Collection entries:
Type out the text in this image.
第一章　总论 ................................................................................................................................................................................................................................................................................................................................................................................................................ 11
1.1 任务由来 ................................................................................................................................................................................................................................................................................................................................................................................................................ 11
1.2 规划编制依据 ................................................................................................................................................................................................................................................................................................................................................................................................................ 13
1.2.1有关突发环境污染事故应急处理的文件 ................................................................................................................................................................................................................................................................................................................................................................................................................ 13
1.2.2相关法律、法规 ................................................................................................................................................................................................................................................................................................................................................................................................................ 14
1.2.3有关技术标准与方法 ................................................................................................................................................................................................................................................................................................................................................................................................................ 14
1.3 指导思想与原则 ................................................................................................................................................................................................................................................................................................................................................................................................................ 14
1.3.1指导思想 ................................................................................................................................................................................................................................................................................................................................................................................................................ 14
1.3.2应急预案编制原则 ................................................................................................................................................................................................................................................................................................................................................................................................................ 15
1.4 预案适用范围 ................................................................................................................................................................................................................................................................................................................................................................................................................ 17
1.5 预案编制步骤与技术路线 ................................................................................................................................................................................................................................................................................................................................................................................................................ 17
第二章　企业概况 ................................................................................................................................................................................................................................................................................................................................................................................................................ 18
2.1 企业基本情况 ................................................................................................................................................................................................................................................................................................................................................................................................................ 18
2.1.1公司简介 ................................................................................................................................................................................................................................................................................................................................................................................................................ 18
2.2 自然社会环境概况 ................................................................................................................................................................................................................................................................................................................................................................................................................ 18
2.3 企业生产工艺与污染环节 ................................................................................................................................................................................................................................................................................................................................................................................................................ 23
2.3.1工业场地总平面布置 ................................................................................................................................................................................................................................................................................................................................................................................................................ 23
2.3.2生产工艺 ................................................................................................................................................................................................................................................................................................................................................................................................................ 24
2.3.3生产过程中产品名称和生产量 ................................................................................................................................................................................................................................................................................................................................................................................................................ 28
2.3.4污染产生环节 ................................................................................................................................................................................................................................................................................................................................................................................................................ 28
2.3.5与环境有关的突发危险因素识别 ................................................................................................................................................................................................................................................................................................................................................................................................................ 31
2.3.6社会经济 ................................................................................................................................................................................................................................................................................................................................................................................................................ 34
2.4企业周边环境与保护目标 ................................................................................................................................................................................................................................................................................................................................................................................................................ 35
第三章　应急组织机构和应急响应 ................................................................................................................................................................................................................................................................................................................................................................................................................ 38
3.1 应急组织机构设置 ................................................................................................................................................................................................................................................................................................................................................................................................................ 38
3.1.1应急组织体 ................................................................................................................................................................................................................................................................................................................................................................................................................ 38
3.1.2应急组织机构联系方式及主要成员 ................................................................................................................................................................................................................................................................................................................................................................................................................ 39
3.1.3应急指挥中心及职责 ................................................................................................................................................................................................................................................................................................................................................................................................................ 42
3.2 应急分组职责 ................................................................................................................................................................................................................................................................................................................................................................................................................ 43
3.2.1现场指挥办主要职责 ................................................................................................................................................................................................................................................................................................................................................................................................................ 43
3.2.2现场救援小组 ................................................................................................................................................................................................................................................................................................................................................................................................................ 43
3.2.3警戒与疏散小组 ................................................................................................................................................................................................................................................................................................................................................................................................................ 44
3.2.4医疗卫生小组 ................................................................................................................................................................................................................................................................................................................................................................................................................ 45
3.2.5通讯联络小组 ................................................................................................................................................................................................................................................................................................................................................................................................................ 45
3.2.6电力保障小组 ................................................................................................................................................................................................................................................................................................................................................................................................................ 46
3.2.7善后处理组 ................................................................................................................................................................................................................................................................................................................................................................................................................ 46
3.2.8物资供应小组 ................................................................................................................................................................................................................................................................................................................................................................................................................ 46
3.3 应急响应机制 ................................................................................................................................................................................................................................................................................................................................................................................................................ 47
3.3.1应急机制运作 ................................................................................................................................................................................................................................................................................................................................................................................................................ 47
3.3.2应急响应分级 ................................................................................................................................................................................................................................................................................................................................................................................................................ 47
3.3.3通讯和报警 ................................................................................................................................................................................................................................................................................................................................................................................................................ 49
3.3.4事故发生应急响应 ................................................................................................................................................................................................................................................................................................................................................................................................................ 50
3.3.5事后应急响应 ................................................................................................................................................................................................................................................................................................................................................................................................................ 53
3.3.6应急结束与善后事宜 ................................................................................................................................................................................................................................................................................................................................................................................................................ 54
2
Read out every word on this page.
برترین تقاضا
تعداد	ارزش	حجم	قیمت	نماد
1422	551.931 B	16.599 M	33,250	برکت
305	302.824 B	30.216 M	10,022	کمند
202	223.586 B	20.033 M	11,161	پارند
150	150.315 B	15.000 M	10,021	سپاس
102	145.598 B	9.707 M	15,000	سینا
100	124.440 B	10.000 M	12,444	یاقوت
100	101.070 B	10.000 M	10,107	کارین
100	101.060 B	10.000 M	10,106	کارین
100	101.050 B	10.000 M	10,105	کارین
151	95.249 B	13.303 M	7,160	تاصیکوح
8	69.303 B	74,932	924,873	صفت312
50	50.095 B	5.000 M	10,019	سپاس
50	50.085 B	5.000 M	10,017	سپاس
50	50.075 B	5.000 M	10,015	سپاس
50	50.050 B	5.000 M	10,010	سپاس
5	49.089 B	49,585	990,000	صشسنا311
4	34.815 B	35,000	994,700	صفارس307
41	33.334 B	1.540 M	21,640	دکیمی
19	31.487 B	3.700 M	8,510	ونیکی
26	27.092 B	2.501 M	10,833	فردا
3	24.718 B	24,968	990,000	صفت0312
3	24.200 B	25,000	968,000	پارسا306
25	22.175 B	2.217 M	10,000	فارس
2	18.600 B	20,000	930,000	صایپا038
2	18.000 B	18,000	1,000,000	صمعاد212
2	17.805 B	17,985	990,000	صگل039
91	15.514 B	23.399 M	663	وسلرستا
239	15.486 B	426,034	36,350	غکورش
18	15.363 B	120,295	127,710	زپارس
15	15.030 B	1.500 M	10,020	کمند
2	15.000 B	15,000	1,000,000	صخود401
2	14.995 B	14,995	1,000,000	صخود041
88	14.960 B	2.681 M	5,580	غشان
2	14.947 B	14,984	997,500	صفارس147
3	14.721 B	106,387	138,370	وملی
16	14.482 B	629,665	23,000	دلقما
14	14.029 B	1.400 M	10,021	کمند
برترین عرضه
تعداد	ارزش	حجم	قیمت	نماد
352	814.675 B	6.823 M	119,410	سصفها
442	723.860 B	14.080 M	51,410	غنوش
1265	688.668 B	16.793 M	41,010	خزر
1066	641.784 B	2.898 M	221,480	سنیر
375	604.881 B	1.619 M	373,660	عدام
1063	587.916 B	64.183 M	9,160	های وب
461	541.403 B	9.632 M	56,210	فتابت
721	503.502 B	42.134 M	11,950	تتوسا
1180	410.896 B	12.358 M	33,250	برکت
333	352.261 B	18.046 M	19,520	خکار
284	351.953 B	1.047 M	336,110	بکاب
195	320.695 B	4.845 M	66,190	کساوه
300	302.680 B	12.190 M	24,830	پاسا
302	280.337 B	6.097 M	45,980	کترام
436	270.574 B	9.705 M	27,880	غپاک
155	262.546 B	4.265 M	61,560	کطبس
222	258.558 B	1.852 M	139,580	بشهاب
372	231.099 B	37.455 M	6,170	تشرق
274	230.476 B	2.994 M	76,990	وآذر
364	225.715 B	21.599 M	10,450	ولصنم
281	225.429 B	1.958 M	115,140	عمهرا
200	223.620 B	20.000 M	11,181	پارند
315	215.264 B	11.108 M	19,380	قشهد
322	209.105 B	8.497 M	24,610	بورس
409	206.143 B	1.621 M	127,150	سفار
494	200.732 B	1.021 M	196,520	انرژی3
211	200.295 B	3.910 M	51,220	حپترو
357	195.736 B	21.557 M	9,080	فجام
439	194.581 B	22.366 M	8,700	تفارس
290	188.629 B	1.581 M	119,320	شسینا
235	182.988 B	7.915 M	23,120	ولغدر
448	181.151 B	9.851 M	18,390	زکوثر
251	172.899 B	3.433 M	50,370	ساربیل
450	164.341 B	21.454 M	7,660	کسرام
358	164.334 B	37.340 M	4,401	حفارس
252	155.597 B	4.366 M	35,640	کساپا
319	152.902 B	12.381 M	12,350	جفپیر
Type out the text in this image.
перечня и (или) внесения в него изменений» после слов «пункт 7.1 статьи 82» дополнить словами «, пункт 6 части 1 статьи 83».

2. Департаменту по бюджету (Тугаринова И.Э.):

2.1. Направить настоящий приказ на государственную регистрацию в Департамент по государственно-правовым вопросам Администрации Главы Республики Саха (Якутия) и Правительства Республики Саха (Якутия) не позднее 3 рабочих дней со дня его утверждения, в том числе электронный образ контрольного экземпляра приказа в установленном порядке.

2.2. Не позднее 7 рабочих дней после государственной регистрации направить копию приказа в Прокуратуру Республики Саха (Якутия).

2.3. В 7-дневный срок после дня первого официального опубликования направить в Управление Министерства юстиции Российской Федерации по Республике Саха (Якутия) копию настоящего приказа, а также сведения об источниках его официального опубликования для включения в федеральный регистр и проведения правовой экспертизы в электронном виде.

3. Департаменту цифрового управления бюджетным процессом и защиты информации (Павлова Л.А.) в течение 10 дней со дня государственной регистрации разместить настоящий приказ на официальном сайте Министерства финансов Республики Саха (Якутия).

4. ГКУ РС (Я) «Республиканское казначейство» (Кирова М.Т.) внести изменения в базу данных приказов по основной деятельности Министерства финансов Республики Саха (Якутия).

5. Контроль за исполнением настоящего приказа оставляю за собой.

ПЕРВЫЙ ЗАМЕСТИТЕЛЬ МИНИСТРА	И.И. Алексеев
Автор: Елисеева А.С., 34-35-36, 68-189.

[Short problem]:
Looking at the data above, show all lines where the word "کارین" occurs.

[Response]:
100	101.070 B	10.000 M	10,107	کارین
100	101.060 B	10.000 M	10,106	کارین
100	101.050 B	10.000 M	10,105	کارین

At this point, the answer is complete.